• REQUIREMENT:
Please quote the listing below line for line, leaving out the picture.

• TASK INPUT:
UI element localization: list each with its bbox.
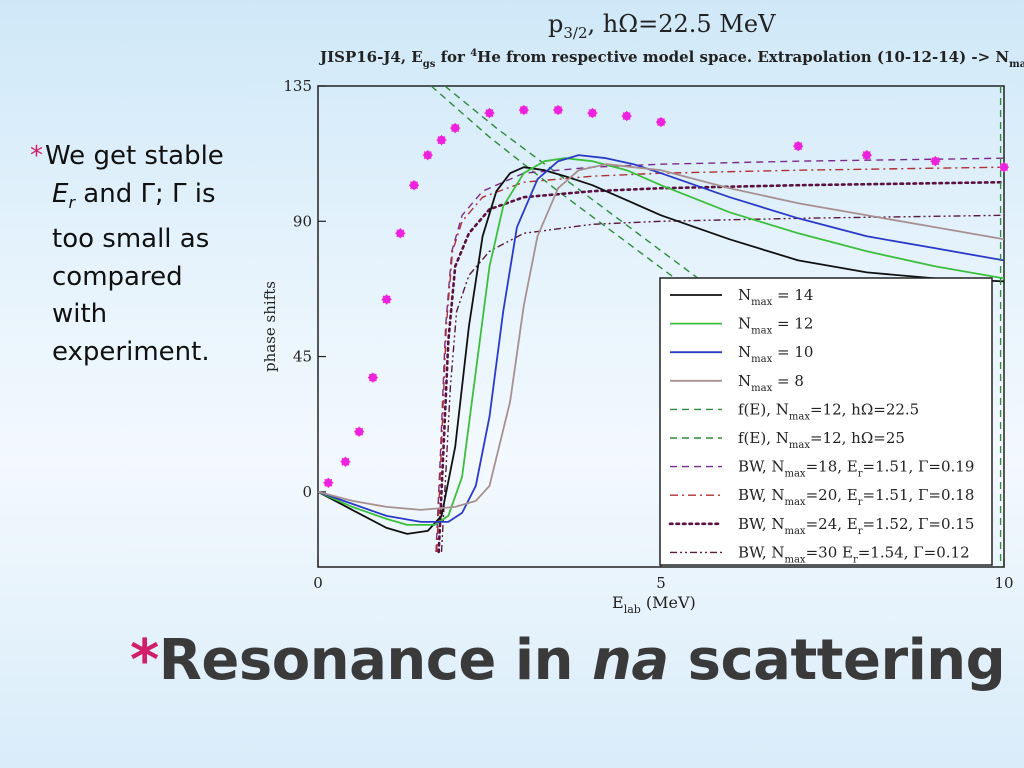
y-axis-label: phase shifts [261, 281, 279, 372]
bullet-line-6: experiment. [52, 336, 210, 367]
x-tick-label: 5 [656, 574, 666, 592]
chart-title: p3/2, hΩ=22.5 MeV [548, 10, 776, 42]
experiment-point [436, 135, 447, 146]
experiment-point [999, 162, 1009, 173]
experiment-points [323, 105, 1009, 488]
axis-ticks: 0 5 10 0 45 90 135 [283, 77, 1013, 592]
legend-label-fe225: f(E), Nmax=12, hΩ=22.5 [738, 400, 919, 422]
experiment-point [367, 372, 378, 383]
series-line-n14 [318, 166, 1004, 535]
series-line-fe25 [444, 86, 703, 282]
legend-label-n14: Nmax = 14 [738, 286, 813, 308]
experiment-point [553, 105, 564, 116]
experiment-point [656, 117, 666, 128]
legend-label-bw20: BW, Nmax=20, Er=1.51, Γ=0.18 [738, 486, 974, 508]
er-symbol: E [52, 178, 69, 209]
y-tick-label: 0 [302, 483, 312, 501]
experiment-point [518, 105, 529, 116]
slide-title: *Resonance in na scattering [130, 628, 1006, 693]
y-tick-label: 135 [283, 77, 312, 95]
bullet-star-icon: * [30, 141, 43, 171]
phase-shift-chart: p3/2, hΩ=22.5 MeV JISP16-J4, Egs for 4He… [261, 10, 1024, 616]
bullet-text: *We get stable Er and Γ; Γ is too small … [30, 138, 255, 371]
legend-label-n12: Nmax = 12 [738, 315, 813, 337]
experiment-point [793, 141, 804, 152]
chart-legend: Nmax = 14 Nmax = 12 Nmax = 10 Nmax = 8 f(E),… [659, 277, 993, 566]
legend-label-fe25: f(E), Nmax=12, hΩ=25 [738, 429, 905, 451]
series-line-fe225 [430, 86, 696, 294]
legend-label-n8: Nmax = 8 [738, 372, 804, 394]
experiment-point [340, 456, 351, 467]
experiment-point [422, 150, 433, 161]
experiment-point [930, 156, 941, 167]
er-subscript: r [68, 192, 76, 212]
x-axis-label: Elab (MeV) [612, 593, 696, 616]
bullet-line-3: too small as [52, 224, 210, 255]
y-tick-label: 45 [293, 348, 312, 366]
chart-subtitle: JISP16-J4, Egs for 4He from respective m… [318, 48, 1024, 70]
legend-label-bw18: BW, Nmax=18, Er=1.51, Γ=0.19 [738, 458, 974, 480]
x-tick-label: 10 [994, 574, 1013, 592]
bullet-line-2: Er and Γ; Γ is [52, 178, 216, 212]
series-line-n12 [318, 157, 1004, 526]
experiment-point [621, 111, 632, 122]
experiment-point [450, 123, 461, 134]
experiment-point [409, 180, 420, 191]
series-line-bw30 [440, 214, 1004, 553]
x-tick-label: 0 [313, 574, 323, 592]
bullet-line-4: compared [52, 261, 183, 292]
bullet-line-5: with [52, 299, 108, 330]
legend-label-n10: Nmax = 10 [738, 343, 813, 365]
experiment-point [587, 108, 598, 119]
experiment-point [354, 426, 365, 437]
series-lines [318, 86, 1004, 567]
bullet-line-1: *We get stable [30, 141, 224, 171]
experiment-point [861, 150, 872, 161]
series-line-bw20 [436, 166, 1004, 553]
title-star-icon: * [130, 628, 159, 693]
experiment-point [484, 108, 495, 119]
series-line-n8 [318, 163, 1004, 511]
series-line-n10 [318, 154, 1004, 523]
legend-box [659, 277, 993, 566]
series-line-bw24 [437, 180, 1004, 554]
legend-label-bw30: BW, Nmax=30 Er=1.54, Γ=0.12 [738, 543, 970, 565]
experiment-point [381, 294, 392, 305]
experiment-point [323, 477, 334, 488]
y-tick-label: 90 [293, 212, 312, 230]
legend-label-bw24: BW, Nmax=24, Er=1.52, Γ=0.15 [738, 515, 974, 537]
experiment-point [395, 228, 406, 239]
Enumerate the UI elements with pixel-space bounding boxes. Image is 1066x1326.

• SOLUTION TO THIS TASK:
UI element localization: list each with its bbox.
y-axis-label: phase shifts [261, 281, 279, 372]
bullet-line-6: experiment. [52, 336, 210, 367]
x-tick-label: 5 [656, 574, 666, 592]
chart-title: p3/2, hΩ=22.5 MeV [548, 10, 776, 42]
experiment-point [436, 135, 447, 146]
experiment-point [999, 162, 1009, 173]
experiment-points [323, 105, 1009, 488]
axis-ticks: 0 5 10 0 45 90 135 [283, 77, 1013, 592]
legend-label-fe225: f(E), Nmax=12, hΩ=22.5 [738, 400, 919, 422]
experiment-point [367, 372, 378, 383]
series-line-n14 [318, 166, 1004, 535]
series-line-fe25 [444, 86, 703, 282]
legend-label-n14: Nmax = 14 [738, 286, 813, 308]
experiment-point [553, 105, 564, 116]
experiment-point [656, 117, 666, 128]
legend-label-bw20: BW, Nmax=20, Er=1.51, Γ=0.18 [738, 486, 974, 508]
er-symbol: E [52, 178, 69, 209]
y-tick-label: 0 [302, 483, 312, 501]
experiment-point [518, 105, 529, 116]
slide-title: *Resonance in na scattering [130, 628, 1006, 693]
y-tick-label: 135 [283, 77, 312, 95]
bullet-star-icon: * [30, 141, 43, 171]
phase-shift-chart: p3/2, hΩ=22.5 MeV JISP16-J4, Egs for 4He… [261, 10, 1024, 616]
bullet-text: *We get stable Er and Γ; Γ is too small … [30, 138, 255, 371]
legend-label-n12: Nmax = 12 [738, 315, 813, 337]
experiment-point [793, 141, 804, 152]
chart-legend: Nmax = 14 Nmax = 12 Nmax = 10 Nmax = 8 f(E),… [659, 277, 993, 566]
legend-label-fe25: f(E), Nmax=12, hΩ=25 [738, 429, 905, 451]
series-line-fe225 [430, 86, 696, 294]
legend-label-n8: Nmax = 8 [738, 372, 804, 394]
experiment-point [340, 456, 351, 467]
experiment-point [422, 150, 433, 161]
experiment-point [930, 156, 941, 167]
er-subscript: r [68, 192, 76, 212]
x-axis-label: Elab (MeV) [612, 593, 696, 616]
bullet-line-3: too small as [52, 224, 210, 255]
y-tick-label: 45 [293, 348, 312, 366]
chart-subtitle: JISP16-J4, Egs for 4He from respective m… [318, 48, 1024, 70]
legend-label-bw18: BW, Nmax=18, Er=1.51, Γ=0.19 [738, 458, 974, 480]
x-tick-label: 10 [994, 574, 1013, 592]
bullet-line-2: Er and Γ; Γ is [52, 178, 216, 212]
series-line-n12 [318, 157, 1004, 526]
experiment-point [621, 111, 632, 122]
experiment-point [450, 123, 461, 134]
experiment-point [409, 180, 420, 191]
series-line-bw30 [440, 214, 1004, 553]
x-tick-label: 0 [313, 574, 323, 592]
bullet-line-4: compared [52, 261, 183, 292]
bullet-line-5: with [52, 299, 108, 330]
legend-label-n10: Nmax = 10 [738, 343, 813, 365]
experiment-point [587, 108, 598, 119]
experiment-point [354, 426, 365, 437]
series-lines [318, 86, 1004, 567]
bullet-line-1: *We get stable [30, 141, 224, 171]
experiment-point [861, 150, 872, 161]
series-line-bw20 [436, 166, 1004, 553]
title-star-icon: * [130, 628, 159, 693]
experiment-point [484, 108, 495, 119]
series-line-n8 [318, 163, 1004, 511]
series-line-n10 [318, 154, 1004, 523]
legend-box [659, 277, 993, 566]
series-line-bw24 [437, 180, 1004, 554]
legend-label-bw30: BW, Nmax=30 Er=1.54, Γ=0.12 [738, 543, 970, 565]
experiment-point [381, 294, 392, 305]
experiment-point [323, 477, 334, 488]
y-tick-label: 90 [293, 212, 312, 230]
legend-label-bw24: BW, Nmax=24, Er=1.52, Γ=0.15 [738, 515, 974, 537]
experiment-point [395, 228, 406, 239]
Enumerate the UI elements with pixel-space bounding boxes. Image is 1066x1326.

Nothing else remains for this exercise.